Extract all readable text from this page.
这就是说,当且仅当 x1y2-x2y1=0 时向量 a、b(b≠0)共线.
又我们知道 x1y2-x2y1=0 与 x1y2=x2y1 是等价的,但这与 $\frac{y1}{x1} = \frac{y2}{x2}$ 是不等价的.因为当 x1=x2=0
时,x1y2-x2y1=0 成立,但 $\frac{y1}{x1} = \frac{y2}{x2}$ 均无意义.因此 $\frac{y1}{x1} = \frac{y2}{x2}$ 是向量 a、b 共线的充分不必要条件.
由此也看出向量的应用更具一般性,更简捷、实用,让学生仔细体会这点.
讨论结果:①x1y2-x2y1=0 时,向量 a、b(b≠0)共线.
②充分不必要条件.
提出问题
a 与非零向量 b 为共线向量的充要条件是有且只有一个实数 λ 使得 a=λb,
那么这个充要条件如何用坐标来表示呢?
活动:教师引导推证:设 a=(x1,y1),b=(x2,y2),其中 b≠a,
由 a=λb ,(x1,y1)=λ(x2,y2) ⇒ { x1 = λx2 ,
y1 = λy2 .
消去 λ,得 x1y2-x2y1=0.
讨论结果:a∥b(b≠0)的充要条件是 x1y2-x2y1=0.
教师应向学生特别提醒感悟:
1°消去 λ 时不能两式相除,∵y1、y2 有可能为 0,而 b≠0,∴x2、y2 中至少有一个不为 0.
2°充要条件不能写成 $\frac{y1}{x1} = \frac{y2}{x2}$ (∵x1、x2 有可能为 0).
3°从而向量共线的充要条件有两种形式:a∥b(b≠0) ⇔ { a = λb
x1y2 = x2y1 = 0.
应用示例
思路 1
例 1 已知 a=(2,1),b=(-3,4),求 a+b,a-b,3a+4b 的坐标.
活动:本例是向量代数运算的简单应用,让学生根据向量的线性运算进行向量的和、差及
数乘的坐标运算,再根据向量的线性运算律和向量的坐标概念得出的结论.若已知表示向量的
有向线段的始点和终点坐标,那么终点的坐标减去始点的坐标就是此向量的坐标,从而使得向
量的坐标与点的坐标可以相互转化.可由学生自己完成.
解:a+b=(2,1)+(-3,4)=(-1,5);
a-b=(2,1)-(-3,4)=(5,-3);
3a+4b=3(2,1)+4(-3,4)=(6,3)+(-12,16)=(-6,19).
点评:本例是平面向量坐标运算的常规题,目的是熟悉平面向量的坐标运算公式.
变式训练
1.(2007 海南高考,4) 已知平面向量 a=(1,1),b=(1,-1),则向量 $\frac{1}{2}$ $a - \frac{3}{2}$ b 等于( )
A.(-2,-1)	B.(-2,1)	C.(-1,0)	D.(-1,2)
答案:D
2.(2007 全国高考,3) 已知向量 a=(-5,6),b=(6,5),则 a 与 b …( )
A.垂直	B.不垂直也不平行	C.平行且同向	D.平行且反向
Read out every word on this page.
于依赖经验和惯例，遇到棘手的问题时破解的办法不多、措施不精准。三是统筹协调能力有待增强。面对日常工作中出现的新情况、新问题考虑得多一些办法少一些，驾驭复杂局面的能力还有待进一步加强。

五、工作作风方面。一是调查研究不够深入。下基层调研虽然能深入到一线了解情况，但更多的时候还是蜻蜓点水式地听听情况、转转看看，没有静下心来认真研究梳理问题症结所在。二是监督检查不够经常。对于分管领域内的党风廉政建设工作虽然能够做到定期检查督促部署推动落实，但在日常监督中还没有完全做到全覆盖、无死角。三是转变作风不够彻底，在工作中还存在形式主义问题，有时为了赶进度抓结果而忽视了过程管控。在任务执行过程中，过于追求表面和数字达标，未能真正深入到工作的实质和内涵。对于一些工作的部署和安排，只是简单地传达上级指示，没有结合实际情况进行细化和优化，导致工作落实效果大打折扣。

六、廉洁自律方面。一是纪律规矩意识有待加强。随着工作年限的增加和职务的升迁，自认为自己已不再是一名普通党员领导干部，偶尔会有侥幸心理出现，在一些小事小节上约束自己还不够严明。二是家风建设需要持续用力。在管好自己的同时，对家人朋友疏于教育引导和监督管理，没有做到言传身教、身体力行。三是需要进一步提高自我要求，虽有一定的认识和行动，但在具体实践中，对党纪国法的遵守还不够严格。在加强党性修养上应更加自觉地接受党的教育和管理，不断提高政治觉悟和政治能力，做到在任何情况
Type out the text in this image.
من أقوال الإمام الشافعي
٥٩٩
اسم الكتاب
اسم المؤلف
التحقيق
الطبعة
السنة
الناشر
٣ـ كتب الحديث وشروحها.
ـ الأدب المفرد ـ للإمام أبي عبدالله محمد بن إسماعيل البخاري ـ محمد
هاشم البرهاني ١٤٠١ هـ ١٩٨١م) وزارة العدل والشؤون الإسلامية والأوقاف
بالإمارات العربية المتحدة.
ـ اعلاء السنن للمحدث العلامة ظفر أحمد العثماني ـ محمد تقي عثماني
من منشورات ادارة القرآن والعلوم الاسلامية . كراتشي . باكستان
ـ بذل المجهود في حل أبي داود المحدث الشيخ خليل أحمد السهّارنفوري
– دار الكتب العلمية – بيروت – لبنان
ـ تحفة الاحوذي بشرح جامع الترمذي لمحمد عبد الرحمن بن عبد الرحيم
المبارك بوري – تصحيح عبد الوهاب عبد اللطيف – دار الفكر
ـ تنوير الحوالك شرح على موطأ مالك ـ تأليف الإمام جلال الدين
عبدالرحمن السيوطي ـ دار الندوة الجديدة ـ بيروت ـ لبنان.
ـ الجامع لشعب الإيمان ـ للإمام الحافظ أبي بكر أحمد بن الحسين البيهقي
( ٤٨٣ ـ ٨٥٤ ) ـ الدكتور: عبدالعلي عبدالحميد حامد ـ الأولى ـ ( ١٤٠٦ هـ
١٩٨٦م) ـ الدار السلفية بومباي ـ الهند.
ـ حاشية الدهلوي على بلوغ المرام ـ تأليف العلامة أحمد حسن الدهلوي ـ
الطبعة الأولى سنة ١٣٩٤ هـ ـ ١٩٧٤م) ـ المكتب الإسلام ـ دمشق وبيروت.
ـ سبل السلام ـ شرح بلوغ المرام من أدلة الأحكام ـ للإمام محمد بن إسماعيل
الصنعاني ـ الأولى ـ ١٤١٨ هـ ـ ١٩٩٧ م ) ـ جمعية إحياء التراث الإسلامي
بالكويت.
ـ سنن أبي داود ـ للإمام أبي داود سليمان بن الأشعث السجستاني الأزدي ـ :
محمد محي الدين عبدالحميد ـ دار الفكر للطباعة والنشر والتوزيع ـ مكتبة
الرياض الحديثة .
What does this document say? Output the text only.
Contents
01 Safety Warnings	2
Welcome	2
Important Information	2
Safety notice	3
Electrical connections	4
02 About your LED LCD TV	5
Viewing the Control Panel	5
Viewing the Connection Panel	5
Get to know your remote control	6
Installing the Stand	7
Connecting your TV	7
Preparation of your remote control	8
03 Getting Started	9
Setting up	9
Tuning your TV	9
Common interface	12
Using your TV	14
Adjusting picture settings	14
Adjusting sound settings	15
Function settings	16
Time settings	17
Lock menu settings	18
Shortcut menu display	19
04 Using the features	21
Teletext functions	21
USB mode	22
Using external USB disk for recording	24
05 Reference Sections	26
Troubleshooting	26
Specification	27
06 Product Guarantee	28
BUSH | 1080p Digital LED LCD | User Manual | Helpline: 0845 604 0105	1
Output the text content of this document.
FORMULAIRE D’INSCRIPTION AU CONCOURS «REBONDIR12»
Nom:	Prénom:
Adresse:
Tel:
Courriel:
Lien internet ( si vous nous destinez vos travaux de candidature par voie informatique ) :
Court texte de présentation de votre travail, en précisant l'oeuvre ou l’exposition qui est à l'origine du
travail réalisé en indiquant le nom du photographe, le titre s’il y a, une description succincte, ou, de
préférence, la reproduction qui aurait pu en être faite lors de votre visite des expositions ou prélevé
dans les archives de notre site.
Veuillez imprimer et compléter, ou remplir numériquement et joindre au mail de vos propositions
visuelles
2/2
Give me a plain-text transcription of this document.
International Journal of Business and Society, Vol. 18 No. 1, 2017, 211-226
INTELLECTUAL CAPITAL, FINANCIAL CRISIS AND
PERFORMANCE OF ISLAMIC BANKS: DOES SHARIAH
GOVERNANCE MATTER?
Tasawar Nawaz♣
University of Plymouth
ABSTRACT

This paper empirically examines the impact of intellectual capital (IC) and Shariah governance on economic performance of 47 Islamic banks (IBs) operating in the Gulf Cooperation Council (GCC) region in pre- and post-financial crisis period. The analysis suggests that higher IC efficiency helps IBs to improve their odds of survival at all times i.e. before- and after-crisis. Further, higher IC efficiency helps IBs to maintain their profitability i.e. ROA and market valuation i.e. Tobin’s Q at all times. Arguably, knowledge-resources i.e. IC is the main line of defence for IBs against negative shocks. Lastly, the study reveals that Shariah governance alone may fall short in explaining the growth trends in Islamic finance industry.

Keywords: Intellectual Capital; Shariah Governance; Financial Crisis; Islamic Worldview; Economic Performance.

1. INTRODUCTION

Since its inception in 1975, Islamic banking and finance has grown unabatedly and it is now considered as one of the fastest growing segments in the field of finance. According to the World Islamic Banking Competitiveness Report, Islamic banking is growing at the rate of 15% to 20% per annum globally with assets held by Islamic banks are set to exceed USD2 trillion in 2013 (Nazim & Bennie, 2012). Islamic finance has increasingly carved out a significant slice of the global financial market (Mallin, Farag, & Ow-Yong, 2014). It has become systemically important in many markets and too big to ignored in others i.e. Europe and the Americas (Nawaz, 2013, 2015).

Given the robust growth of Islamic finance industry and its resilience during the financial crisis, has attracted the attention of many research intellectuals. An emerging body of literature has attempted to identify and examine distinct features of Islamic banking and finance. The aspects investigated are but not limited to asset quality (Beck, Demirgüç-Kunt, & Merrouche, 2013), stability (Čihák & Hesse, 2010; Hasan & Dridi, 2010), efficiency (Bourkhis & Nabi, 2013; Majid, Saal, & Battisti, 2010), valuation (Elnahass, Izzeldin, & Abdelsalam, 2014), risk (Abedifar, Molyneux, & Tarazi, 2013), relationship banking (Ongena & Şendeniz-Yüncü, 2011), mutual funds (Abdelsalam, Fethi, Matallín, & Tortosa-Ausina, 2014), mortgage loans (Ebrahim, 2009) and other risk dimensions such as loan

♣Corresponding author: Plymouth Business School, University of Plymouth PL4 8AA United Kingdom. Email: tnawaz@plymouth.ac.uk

==================================================

WHAT IS EXPECTED: Copy every line of the listing that includes the string "Business".

SOLUTION TO THIS TASK:
International Journal of Business and Society, Vol. 18 No. 1, 2017, 211-226
♣Corresponding author: Plymouth Business School, University of Plymouth PL4 8AA United Kingdom. Email: tnawaz@plymouth.ac.uk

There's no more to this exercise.